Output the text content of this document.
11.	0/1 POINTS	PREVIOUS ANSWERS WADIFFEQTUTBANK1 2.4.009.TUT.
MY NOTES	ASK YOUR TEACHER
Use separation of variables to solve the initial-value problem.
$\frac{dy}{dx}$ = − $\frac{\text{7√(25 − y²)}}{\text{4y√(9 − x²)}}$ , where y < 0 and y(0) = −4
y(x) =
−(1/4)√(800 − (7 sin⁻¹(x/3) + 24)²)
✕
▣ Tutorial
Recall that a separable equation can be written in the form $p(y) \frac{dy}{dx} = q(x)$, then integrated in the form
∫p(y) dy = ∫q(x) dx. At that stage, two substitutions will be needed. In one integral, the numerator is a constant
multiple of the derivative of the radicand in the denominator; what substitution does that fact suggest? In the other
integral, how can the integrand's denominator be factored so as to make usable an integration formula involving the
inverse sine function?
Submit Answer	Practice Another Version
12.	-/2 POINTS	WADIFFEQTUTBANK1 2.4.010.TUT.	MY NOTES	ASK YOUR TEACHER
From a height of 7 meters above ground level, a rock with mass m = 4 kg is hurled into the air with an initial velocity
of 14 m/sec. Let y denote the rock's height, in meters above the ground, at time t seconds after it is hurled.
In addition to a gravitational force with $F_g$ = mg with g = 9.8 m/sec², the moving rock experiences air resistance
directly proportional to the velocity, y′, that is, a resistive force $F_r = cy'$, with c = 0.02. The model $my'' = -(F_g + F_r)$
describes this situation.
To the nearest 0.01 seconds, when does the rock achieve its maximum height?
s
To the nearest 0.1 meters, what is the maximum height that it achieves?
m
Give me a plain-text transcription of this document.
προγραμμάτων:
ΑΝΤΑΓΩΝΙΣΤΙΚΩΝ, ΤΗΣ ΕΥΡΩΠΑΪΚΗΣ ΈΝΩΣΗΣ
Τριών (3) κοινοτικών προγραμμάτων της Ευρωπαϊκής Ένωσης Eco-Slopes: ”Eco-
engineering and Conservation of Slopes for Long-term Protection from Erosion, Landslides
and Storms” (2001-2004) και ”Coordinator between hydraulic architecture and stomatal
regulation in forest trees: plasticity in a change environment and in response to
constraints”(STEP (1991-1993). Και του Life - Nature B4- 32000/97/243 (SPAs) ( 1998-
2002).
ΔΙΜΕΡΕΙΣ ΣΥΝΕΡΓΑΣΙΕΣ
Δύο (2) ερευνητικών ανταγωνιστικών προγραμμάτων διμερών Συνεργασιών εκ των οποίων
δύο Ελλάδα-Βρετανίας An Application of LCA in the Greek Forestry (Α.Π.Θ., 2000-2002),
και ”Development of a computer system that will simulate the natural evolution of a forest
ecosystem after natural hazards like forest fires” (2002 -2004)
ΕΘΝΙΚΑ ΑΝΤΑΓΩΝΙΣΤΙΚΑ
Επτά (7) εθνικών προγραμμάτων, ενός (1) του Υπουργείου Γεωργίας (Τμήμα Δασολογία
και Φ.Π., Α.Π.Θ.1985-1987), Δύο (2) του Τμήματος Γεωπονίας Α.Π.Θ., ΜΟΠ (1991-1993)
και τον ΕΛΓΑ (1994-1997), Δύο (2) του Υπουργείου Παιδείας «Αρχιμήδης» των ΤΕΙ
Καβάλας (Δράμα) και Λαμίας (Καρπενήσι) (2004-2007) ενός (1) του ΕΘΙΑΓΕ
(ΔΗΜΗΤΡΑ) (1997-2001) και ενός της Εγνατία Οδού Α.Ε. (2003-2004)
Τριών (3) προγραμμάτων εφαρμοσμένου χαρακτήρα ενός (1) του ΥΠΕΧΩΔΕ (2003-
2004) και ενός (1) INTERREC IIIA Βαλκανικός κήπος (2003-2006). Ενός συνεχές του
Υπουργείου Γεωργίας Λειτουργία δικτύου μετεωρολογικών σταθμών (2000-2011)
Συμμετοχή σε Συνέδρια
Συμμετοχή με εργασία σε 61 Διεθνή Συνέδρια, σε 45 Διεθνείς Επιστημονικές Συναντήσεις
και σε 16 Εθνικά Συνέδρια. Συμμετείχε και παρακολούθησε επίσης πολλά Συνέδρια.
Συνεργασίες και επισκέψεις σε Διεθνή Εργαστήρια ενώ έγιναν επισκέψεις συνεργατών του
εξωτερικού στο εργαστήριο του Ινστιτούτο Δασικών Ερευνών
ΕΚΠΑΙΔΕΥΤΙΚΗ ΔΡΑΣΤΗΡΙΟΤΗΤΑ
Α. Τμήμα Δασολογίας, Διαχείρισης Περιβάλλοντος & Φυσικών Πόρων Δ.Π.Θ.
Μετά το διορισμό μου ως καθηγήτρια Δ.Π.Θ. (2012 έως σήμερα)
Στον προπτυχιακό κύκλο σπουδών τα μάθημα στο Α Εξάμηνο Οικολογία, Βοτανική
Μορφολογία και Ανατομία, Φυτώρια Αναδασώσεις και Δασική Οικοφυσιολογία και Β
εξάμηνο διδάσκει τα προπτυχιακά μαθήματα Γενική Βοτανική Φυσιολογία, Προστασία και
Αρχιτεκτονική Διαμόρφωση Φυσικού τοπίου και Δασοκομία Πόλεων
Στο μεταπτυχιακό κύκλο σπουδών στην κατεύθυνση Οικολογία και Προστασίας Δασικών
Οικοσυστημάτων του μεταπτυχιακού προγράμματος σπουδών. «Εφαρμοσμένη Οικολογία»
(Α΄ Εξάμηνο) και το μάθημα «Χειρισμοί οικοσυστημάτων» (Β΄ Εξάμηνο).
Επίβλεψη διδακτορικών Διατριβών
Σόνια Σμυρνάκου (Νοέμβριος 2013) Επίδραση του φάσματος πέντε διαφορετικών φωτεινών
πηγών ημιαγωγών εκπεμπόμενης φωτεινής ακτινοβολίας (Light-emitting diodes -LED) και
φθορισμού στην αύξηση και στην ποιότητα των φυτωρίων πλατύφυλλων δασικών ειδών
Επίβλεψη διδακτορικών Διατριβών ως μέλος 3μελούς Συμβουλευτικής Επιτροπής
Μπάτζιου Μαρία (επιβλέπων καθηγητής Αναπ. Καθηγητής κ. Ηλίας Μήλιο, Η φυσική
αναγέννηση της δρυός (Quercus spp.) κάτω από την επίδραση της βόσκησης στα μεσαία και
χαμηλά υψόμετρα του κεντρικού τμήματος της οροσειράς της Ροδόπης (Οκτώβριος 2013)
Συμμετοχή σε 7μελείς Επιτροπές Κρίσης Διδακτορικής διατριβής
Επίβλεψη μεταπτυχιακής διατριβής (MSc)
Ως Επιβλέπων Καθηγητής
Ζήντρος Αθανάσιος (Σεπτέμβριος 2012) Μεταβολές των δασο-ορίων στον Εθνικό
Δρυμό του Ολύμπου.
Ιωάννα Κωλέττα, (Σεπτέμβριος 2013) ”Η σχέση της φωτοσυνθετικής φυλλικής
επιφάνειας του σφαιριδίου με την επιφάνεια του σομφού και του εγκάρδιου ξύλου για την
┄┄┄┄┄┄┄┄┄┄┄┄┄┄┄┄┄┄┄┄
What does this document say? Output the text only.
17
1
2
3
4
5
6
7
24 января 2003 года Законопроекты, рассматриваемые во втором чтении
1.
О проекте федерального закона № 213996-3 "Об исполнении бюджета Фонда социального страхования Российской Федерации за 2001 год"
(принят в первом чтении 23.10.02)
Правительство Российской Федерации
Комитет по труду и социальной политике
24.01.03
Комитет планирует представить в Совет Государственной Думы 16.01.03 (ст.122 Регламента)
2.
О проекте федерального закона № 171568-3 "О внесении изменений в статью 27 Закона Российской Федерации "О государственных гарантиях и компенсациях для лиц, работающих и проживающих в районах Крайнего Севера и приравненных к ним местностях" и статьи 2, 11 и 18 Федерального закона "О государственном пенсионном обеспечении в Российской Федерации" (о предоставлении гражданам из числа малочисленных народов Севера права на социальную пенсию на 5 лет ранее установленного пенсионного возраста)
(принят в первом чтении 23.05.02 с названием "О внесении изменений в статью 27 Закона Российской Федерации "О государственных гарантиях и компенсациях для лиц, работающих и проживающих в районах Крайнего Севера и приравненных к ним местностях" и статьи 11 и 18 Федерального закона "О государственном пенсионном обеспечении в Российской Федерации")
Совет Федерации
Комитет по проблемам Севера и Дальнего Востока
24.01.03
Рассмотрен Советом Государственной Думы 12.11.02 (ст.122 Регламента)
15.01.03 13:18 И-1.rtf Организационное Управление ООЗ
┄┄┄┄┄┄┄┄┄┄┄┄┄┄┄┄┄┄┄┄
:: Brief ::
Copy out each line of the records where the string "στην" appears.

:: Solution to this problem ::
Στο μεταπτυχιακό κύκλο σπουδών στην κατεύθυνση Οικολογία και Προστασίας Δασικών
φθορισμού στην αύξηση και στην ποιότητα των φυτωρίων πλατύφυλλων δασικών ειδών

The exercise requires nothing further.